--- BEGIN Task data ---

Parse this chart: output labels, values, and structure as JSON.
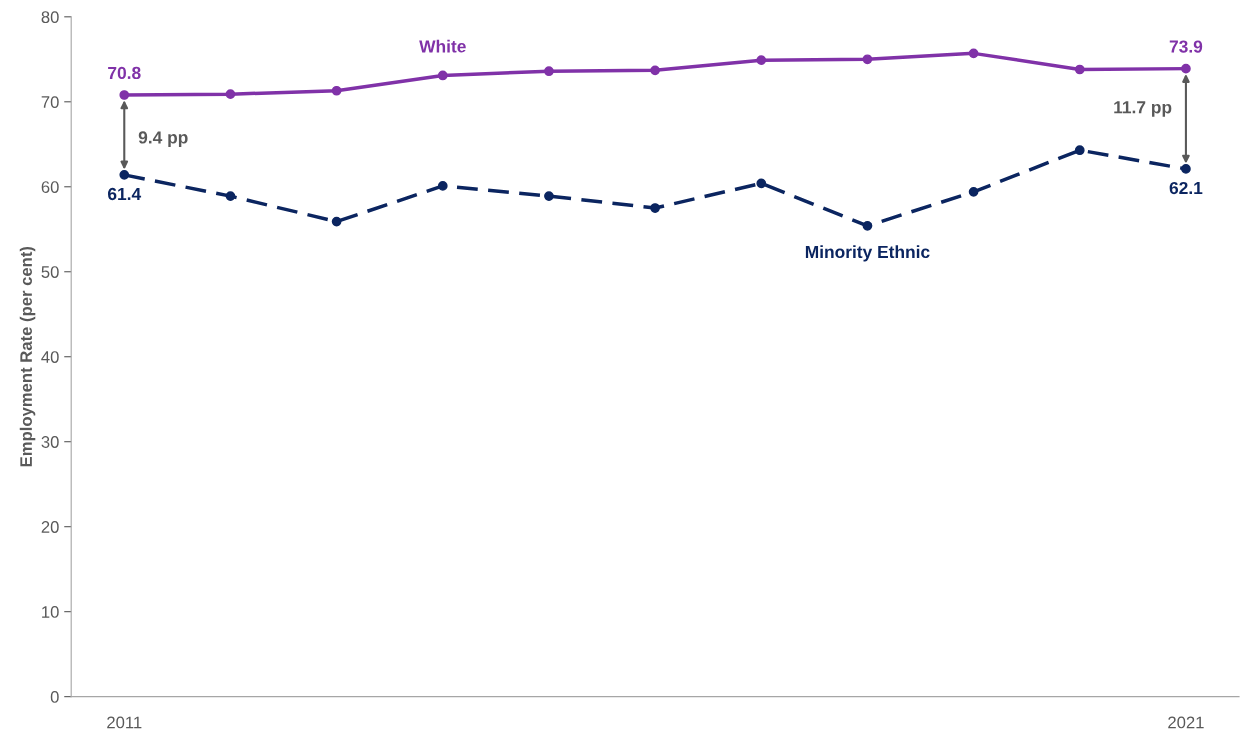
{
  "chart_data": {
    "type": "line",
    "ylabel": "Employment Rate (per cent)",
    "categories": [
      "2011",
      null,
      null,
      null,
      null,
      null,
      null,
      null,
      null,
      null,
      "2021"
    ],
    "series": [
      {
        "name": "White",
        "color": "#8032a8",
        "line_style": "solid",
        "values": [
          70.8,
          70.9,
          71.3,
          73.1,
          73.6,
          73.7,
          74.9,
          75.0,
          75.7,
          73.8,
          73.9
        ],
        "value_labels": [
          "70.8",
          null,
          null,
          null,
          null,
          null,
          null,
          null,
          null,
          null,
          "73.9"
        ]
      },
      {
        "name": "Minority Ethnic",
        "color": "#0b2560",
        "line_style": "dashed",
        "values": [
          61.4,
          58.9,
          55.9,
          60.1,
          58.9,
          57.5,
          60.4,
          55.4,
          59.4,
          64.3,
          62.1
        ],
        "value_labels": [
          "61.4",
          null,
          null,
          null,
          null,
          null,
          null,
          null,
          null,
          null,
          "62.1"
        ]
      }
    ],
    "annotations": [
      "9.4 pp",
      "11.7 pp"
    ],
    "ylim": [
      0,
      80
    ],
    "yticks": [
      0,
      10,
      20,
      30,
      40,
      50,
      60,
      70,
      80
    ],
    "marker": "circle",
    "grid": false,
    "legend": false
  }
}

--- END Task data ---

Reproduce every line of the material precisely, omitting its pictures.

Solution below:
Parse this chart: output labels, values, and structure as JSON.
{
  "chart_data": {
    "type": "line",
    "ylabel": "Employment Rate (per cent)",
    "categories": [
      "2011",
      null,
      null,
      null,
      null,
      null,
      null,
      null,
      null,
      null,
      "2021"
    ],
    "series": [
      {
        "name": "White",
        "color": "#8032a8",
        "line_style": "solid",
        "values": [
          70.8,
          70.9,
          71.3,
          73.1,
          73.6,
          73.7,
          74.9,
          75.0,
          75.7,
          73.8,
          73.9
        ],
        "value_labels": [
          "70.8",
          null,
          null,
          null,
          null,
          null,
          null,
          null,
          null,
          null,
          "73.9"
        ]
      },
      {
        "name": "Minority Ethnic",
        "color": "#0b2560",
        "line_style": "dashed",
        "values": [
          61.4,
          58.9,
          55.9,
          60.1,
          58.9,
          57.5,
          60.4,
          55.4,
          59.4,
          64.3,
          62.1
        ],
        "value_labels": [
          "61.4",
          null,
          null,
          null,
          null,
          null,
          null,
          null,
          null,
          null,
          "62.1"
        ]
      }
    ],
    "annotations": [
      "9.4 pp",
      "11.7 pp"
    ],
    "ylim": [
      0,
      80
    ],
    "yticks": [
      0,
      10,
      20,
      30,
      40,
      50,
      60,
      70,
      80
    ],
    "marker": "circle",
    "grid": false,
    "legend": false
  }
}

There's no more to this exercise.